[Extracted data entries]

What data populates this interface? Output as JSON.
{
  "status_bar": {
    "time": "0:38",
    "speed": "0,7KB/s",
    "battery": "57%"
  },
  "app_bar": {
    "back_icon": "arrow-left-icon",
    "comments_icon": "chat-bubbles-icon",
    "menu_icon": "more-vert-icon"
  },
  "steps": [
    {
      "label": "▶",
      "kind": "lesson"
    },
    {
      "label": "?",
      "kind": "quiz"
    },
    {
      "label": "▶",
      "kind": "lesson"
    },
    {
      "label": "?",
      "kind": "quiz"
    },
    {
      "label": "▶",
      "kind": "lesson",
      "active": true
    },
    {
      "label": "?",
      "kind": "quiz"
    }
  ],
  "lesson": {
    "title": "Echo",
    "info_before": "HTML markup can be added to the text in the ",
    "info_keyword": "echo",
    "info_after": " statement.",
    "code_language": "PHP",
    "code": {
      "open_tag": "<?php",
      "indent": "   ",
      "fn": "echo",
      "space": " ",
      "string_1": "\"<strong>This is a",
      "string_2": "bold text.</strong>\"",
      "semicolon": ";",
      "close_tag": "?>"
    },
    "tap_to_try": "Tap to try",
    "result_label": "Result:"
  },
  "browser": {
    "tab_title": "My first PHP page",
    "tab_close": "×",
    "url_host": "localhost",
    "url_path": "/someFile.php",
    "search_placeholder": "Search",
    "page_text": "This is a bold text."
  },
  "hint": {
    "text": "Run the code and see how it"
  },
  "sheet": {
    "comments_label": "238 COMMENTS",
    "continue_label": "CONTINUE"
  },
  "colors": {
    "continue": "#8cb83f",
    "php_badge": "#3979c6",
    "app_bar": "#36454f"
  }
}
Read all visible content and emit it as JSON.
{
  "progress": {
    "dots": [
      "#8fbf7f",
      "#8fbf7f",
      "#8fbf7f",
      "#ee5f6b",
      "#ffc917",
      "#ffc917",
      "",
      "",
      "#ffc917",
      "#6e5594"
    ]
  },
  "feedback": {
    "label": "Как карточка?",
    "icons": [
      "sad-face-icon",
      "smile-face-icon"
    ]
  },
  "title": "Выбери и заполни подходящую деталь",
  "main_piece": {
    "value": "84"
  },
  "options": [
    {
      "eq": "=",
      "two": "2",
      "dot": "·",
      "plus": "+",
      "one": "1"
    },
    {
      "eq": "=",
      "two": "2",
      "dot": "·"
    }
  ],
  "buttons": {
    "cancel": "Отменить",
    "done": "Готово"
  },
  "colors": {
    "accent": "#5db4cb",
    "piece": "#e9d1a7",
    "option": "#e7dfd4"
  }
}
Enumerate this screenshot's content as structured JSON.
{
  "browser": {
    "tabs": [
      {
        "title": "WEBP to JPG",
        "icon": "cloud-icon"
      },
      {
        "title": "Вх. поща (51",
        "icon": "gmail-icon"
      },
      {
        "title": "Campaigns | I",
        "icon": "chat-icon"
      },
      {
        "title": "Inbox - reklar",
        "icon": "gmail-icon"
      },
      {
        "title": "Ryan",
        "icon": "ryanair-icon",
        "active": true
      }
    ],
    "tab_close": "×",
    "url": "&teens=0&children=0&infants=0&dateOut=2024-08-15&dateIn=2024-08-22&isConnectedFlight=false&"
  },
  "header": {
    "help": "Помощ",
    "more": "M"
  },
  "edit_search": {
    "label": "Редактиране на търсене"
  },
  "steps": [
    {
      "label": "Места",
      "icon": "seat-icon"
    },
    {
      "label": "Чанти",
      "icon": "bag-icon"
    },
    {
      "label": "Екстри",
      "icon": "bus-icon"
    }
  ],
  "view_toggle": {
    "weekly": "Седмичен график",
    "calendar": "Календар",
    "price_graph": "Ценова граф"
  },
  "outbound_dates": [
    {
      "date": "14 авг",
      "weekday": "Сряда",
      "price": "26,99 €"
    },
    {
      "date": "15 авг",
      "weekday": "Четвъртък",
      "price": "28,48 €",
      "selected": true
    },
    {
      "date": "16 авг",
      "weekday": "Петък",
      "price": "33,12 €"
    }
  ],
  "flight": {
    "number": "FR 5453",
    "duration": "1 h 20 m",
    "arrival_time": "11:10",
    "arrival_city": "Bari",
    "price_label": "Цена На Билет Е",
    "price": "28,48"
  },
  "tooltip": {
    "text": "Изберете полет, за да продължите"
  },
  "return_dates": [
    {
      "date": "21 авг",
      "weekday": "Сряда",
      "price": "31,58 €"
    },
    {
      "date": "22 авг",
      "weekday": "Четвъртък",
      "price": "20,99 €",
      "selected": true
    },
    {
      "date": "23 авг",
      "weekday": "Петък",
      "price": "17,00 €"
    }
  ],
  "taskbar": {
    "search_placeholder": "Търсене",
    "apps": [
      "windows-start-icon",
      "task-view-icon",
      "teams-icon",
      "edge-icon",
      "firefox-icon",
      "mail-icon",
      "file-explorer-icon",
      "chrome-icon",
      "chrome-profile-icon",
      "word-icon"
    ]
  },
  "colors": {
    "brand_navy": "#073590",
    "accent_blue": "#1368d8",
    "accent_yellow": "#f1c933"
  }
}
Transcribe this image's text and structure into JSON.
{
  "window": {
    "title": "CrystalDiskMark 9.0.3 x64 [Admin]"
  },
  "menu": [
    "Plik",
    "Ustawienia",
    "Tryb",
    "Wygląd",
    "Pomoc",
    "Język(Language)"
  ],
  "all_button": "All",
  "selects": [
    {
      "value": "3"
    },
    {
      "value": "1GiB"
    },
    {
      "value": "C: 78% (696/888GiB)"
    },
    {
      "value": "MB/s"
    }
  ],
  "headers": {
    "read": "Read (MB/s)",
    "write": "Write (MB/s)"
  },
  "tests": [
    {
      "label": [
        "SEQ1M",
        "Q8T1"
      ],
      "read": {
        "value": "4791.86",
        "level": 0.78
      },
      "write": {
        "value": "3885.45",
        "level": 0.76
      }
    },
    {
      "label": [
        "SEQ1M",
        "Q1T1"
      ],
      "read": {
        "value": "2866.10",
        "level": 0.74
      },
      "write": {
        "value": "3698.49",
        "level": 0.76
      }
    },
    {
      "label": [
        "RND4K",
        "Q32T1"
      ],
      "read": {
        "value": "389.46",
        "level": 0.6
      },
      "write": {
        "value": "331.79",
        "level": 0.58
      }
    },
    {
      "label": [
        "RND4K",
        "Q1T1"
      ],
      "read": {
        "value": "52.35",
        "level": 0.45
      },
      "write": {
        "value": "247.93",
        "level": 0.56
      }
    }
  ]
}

Short problem: Extract all of the data shown above without alteration.

Solution to this exercise:
What data populates this interface? Output as JSON.
{
  "status_bar": {
    "time": "0:38",
    "speed": "0,7KB/s",
    "battery": "57%"
  },
  "app_bar": {
    "back_icon": "arrow-left-icon",
    "comments_icon": "chat-bubbles-icon",
    "menu_icon": "more-vert-icon"
  },
  "steps": [
    {
      "label": "▶",
      "kind": "lesson"
    },
    {
      "label": "?",
      "kind": "quiz"
    },
    {
      "label": "▶",
      "kind": "lesson"
    },
    {
      "label": "?",
      "kind": "quiz"
    },
    {
      "label": "▶",
      "kind": "lesson",
      "active": true
    },
    {
      "label": "?",
      "kind": "quiz"
    }
  ],
  "lesson": {
    "title": "Echo",
    "info_before": "HTML markup can be added to the text in the ",
    "info_keyword": "echo",
    "info_after": " statement.",
    "code_language": "PHP",
    "code": {
      "open_tag": "<?php",
      "indent": "   ",
      "fn": "echo",
      "space": " ",
      "string_1": "\"<strong>This is a",
      "string_2": "bold text.</strong>\"",
      "semicolon": ";",
      "close_tag": "?>"
    },
    "tap_to_try": "Tap to try",
    "result_label": "Result:"
  },
  "browser": {
    "tab_title": "My first PHP page",
    "tab_close": "×",
    "url_host": "localhost",
    "url_path": "/someFile.php",
    "search_placeholder": "Search",
    "page_text": "This is a bold text."
  },
  "hint": {
    "text": "Run the code and see how it"
  },
  "sheet": {
    "comments_label": "238 COMMENTS",
    "continue_label": "CONTINUE"
  },
  "colors": {
    "continue": "#8cb83f",
    "php_badge": "#3979c6",
    "app_bar": "#36454f"
  }
}
Read all visible content and emit it as JSON.
{
  "progress": {
    "dots": [
      "#8fbf7f",
      "#8fbf7f",
      "#8fbf7f",
      "#ee5f6b",
      "#ffc917",
      "#ffc917",
      "",
      "",
      "#ffc917",
      "#6e5594"
    ]
  },
  "feedback": {
    "label": "Как карточка?",
    "icons": [
      "sad-face-icon",
      "smile-face-icon"
    ]
  },
  "title": "Выбери и заполни подходящую деталь",
  "main_piece": {
    "value": "84"
  },
  "options": [
    {
      "eq": "=",
      "two": "2",
      "dot": "·",
      "plus": "+",
      "one": "1"
    },
    {
      "eq": "=",
      "two": "2",
      "dot": "·"
    }
  ],
  "buttons": {
    "cancel": "Отменить",
    "done": "Готово"
  },
  "colors": {
    "accent": "#5db4cb",
    "piece": "#e9d1a7",
    "option": "#e7dfd4"
  }
}
Enumerate this screenshot's content as structured JSON.
{
  "browser": {
    "tabs": [
      {
        "title": "WEBP to JPG",
        "icon": "cloud-icon"
      },
      {
        "title": "Вх. поща (51",
        "icon": "gmail-icon"
      },
      {
        "title": "Campaigns | I",
        "icon": "chat-icon"
      },
      {
        "title": "Inbox - reklar",
        "icon": "gmail-icon"
      },
      {
        "title": "Ryan",
        "icon": "ryanair-icon",
        "active": true
      }
    ],
    "tab_close": "×",
    "url": "&teens=0&children=0&infants=0&dateOut=2024-08-15&dateIn=2024-08-22&isConnectedFlight=false&"
  },
  "header": {
    "help": "Помощ",
    "more": "M"
  },
  "edit_search": {
    "label": "Редактиране на търсене"
  },
  "steps": [
    {
      "label": "Места",
      "icon": "seat-icon"
    },
    {
      "label": "Чанти",
      "icon": "bag-icon"
    },
    {
      "label": "Екстри",
      "icon": "bus-icon"
    }
  ],
  "view_toggle": {
    "weekly": "Седмичен график",
    "calendar": "Календар",
    "price_graph": "Ценова граф"
  },
  "outbound_dates": [
    {
      "date": "14 авг",
      "weekday": "Сряда",
      "price": "26,99 €"
    },
    {
      "date": "15 авг",
      "weekday": "Четвъртък",
      "price": "28,48 €",
      "selected": true
    },
    {
      "date": "16 авг",
      "weekday": "Петък",
      "price": "33,12 €"
    }
  ],
  "flight": {
    "number": "FR 5453",
    "duration": "1 h 20 m",
    "arrival_time": "11:10",
    "arrival_city": "Bari",
    "price_label": "Цена На Билет Е",
    "price": "28,48"
  },
  "tooltip": {
    "text": "Изберете полет, за да продължите"
  },
  "return_dates": [
    {
      "date": "21 авг",
      "weekday": "Сряда",
      "price": "31,58 €"
    },
    {
      "date": "22 авг",
      "weekday": "Четвъртък",
      "price": "20,99 €",
      "selected": true
    },
    {
      "date": "23 авг",
      "weekday": "Петък",
      "price": "17,00 €"
    }
  ],
  "taskbar": {
    "search_placeholder": "Търсене",
    "apps": [
      "windows-start-icon",
      "task-view-icon",
      "teams-icon",
      "edge-icon",
      "firefox-icon",
      "mail-icon",
      "file-explorer-icon",
      "chrome-icon",
      "chrome-profile-icon",
      "word-icon"
    ]
  },
  "colors": {
    "brand_navy": "#073590",
    "accent_blue": "#1368d8",
    "accent_yellow": "#f1c933"
  }
}
Transcribe this image's text and structure into JSON.
{
  "window": {
    "title": "CrystalDiskMark 9.0.3 x64 [Admin]"
  },
  "menu": [
    "Plik",
    "Ustawienia",
    "Tryb",
    "Wygląd",
    "Pomoc",
    "Język(Language)"
  ],
  "all_button": "All",
  "selects": [
    {
      "value": "3"
    },
    {
      "value": "1GiB"
    },
    {
      "value": "C: 78% (696/888GiB)"
    },
    {
      "value": "MB/s"
    }
  ],
  "headers": {
    "read": "Read (MB/s)",
    "write": "Write (MB/s)"
  },
  "tests": [
    {
      "label": [
        "SEQ1M",
        "Q8T1"
      ],
      "read": {
        "value": "4791.86",
        "level": 0.78
      },
      "write": {
        "value": "3885.45",
        "level": 0.76
      }
    },
    {
      "label": [
        "SEQ1M",
        "Q1T1"
      ],
      "read": {
        "value": "2866.10",
        "level": 0.74
      },
      "write": {
        "value": "3698.49",
        "level": 0.76
      }
    },
    {
      "label": [
        "RND4K",
        "Q32T1"
      ],
      "read": {
        "value": "389.46",
        "level": 0.6
      },
      "write": {
        "value": "331.79",
        "level": 0.58
      }
    },
    {
      "label": [
        "RND4K",
        "Q1T1"
      ],
      "read": {
        "value": "52.35",
        "level": 0.45
      },
      "write": {
        "value": "247.93",
        "level": 0.56
      }
    }
  ]
}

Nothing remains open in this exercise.